* _Set exercise_:
Give the listing again in full, exactly as written.

* _Entries supplied_:
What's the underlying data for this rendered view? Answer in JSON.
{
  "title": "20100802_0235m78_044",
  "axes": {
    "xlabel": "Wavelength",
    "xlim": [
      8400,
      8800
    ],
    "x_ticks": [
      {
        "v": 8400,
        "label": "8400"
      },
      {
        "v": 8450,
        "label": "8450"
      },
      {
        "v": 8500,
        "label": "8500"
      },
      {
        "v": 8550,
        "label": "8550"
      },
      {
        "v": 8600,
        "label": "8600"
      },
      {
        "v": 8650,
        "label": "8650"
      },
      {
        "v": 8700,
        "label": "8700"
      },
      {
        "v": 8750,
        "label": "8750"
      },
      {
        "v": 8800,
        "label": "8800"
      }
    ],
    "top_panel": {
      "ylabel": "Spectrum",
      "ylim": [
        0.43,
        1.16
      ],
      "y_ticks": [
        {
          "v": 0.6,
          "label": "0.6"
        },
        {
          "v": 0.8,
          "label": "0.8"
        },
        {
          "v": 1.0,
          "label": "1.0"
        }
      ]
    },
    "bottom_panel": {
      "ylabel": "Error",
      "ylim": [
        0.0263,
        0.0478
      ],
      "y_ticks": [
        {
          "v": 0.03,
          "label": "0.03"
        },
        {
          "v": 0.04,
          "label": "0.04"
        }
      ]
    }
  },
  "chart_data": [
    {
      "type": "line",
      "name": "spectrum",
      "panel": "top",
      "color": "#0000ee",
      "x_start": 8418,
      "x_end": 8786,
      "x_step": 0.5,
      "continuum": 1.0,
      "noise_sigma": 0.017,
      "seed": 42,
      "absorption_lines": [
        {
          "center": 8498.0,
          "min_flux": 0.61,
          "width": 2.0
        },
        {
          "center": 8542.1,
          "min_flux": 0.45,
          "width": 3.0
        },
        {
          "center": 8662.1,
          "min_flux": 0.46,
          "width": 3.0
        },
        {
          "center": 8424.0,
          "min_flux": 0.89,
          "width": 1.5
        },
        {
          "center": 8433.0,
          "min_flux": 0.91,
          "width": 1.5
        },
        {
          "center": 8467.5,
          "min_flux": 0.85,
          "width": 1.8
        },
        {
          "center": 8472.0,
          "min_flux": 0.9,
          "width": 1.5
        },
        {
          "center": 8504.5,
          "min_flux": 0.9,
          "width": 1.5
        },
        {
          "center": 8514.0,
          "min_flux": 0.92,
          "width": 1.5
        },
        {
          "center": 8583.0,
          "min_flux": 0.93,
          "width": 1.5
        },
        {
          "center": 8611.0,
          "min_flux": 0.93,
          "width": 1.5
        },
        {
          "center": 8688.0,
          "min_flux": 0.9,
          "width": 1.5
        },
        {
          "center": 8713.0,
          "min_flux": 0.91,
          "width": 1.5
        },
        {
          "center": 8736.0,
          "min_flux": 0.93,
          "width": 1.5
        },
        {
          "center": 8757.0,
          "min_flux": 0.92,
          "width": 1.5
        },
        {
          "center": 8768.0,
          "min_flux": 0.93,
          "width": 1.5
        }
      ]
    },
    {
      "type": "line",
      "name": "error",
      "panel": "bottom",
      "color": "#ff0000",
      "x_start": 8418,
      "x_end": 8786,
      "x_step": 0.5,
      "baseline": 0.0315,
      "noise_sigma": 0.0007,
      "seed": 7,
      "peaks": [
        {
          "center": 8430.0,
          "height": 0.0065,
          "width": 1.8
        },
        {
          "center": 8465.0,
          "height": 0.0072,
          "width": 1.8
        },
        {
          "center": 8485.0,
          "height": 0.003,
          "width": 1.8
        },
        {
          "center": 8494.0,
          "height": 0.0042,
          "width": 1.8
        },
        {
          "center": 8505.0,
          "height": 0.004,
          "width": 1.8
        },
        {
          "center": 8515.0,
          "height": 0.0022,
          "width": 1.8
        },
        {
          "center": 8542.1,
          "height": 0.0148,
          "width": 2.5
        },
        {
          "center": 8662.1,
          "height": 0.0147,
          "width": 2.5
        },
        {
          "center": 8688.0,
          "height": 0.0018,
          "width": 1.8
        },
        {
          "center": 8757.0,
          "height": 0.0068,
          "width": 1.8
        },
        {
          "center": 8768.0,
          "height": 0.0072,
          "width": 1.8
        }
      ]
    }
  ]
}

* _Response to the exercise_:
What's the underlying data for this rendered view? Answer in JSON.
{
  "title": "20100802_0235m78_044",
  "axes": {
    "xlabel": "Wavelength",
    "xlim": [
      8400,
      8800
    ],
    "x_ticks": [
      {
        "v": 8400,
        "label": "8400"
      },
      {
        "v": 8450,
        "label": "8450"
      },
      {
        "v": 8500,
        "label": "8500"
      },
      {
        "v": 8550,
        "label": "8550"
      },
      {
        "v": 8600,
        "label": "8600"
      },
      {
        "v": 8650,
        "label": "8650"
      },
      {
        "v": 8700,
        "label": "8700"
      },
      {
        "v": 8750,
        "label": "8750"
      },
      {
        "v": 8800,
        "label": "8800"
      }
    ],
    "top_panel": {
      "ylabel": "Spectrum",
      "ylim": [
        0.43,
        1.16
      ],
      "y_ticks": [
        {
          "v": 0.6,
          "label": "0.6"
        },
        {
          "v": 0.8,
          "label": "0.8"
        },
        {
          "v": 1.0,
          "label": "1.0"
        }
      ]
    },
    "bottom_panel": {
      "ylabel": "Error",
      "ylim": [
        0.0263,
        0.0478
      ],
      "y_ticks": [
        {
          "v": 0.03,
          "label": "0.03"
        },
        {
          "v": 0.04,
          "label": "0.04"
        }
      ]
    }
  },
  "chart_data": [
    {
      "type": "line",
      "name": "spectrum",
      "panel": "top",
      "color": "#0000ee",
      "x_start": 8418,
      "x_end": 8786,
      "x_step": 0.5,
      "continuum": 1.0,
      "noise_sigma": 0.017,
      "seed": 42,
      "absorption_lines": [
        {
          "center": 8498.0,
          "min_flux": 0.61,
          "width": 2.0
        },
        {
          "center": 8542.1,
          "min_flux": 0.45,
          "width": 3.0
        },
        {
          "center": 8662.1,
          "min_flux": 0.46,
          "width": 3.0
        },
        {
          "center": 8424.0,
          "min_flux": 0.89,
          "width": 1.5
        },
        {
          "center": 8433.0,
          "min_flux": 0.91,
          "width": 1.5
        },
        {
          "center": 8467.5,
          "min_flux": 0.85,
          "width": 1.8
        },
        {
          "center": 8472.0,
          "min_flux": 0.9,
          "width": 1.5
        },
        {
          "center": 8504.5,
          "min_flux": 0.9,
          "width": 1.5
        },
        {
          "center": 8514.0,
          "min_flux": 0.92,
          "width": 1.5
        },
        {
          "center": 8583.0,
          "min_flux": 0.93,
          "width": 1.5
        },
        {
          "center": 8611.0,
          "min_flux": 0.93,
          "width": 1.5
        },
        {
          "center": 8688.0,
          "min_flux": 0.9,
          "width": 1.5
        },
        {
          "center": 8713.0,
          "min_flux": 0.91,
          "width": 1.5
        },
        {
          "center": 8736.0,
          "min_flux": 0.93,
          "width": 1.5
        },
        {
          "center": 8757.0,
          "min_flux": 0.92,
          "width": 1.5
        },
        {
          "center": 8768.0,
          "min_flux": 0.93,
          "width": 1.5
        }
      ]
    },
    {
      "type": "line",
      "name": "error",
      "panel": "bottom",
      "color": "#ff0000",
      "x_start": 8418,
      "x_end": 8786,
      "x_step": 0.5,
      "baseline": 0.0315,
      "noise_sigma": 0.0007,
      "seed": 7,
      "peaks": [
        {
          "center": 8430.0,
          "height": 0.0065,
          "width": 1.8
        },
        {
          "center": 8465.0,
          "height": 0.0072,
          "width": 1.8
        },
        {
          "center": 8485.0,
          "height": 0.003,
          "width": 1.8
        },
        {
          "center": 8494.0,
          "height": 0.0042,
          "width": 1.8
        },
        {
          "center": 8505.0,
          "height": 0.004,
          "width": 1.8
        },
        {
          "center": 8515.0,
          "height": 0.0022,
          "width": 1.8
        },
        {
          "center": 8542.1,
          "height": 0.0148,
          "width": 2.5
        },
        {
          "center": 8662.1,
          "height": 0.0147,
          "width": 2.5
        },
        {
          "center": 8688.0,
          "height": 0.0018,
          "width": 1.8
        },
        {
          "center": 8757.0,
          "height": 0.0068,
          "width": 1.8
        },
        {
          "center": 8768.0,
          "height": 0.0072,
          "width": 1.8
        }
      ]
    }
  ]
}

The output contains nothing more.